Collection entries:
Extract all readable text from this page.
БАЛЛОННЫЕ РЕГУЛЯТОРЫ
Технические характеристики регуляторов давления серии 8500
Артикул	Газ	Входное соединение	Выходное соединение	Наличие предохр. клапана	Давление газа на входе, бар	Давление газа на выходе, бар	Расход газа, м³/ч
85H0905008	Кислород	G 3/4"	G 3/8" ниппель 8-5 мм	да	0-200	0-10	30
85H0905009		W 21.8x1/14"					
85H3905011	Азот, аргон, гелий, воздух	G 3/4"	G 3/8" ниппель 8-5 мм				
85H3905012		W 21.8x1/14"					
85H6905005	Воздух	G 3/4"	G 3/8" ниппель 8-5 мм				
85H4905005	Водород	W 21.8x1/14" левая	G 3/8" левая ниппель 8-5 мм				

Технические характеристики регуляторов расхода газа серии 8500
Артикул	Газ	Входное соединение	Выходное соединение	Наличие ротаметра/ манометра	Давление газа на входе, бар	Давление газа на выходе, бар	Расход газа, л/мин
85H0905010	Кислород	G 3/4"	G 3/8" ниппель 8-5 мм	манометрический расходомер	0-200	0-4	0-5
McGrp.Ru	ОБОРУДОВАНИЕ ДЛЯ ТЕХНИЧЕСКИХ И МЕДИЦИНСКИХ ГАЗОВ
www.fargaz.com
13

* **JOB**
Filter the entries and copy out every line with the word "выходе".

* **FULL SOLUTION**
Артикул	Газ	Входное соединение	Выходное соединение	Наличие предохр. клапана	Давление газа на входе, бар	Давление газа на выходе, бар	Расход газа, м³/ч
Артикул	Газ	Входное соединение	Выходное соединение	Наличие ротаметра/ манометра	Давление газа на входе, бар	Давление газа на выходе, бар	Расход газа, л/мин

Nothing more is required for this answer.